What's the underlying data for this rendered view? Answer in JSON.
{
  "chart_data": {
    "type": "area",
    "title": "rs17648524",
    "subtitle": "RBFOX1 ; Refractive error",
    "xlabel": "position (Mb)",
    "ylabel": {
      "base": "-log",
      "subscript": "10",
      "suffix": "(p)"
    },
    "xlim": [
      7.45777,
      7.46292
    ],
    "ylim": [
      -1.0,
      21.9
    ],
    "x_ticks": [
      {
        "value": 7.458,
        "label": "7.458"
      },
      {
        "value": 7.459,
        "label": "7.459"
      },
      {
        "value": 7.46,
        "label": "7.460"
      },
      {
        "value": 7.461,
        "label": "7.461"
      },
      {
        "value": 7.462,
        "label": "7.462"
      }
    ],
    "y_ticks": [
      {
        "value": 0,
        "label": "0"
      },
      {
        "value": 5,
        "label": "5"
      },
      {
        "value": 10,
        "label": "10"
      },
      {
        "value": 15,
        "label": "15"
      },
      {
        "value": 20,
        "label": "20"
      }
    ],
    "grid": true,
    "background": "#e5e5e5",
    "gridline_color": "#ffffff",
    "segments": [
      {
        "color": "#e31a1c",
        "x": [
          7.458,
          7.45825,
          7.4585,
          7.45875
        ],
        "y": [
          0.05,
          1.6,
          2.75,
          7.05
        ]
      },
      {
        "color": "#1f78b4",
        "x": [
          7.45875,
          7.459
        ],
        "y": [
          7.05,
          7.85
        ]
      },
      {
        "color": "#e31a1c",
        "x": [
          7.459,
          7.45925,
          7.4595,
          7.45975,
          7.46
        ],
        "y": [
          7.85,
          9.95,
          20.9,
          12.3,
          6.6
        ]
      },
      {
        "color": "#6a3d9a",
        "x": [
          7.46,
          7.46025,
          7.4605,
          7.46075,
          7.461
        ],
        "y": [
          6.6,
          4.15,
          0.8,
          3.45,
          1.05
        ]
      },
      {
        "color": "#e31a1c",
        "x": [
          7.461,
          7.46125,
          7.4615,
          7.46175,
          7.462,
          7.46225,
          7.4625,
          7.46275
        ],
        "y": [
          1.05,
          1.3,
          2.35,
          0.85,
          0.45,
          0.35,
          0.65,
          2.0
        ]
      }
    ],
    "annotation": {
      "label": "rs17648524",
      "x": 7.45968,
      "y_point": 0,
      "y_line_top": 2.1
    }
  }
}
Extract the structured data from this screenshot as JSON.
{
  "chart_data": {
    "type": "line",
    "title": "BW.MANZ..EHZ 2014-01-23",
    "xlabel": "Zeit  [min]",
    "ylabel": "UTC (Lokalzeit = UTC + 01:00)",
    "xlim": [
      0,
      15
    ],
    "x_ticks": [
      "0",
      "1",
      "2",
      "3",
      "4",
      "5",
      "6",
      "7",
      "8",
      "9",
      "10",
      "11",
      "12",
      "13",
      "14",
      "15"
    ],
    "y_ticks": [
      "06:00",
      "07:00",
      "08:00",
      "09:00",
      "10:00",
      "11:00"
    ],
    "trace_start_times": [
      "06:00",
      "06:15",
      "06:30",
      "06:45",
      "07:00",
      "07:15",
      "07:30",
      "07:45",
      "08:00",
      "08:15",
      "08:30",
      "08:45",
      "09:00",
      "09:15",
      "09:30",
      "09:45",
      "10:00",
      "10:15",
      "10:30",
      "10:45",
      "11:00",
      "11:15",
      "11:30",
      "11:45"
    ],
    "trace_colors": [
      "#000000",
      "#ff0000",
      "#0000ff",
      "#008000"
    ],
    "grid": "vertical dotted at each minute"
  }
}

------------------------------------------------------------------------

## TASK DIRECTIONS
Check all the records above and select each line where the string "JSON" is found.

## FULL RESPONSE
What's the underlying data for this rendered view? Answer in JSON.
Extract the structured data from this screenshot as JSON.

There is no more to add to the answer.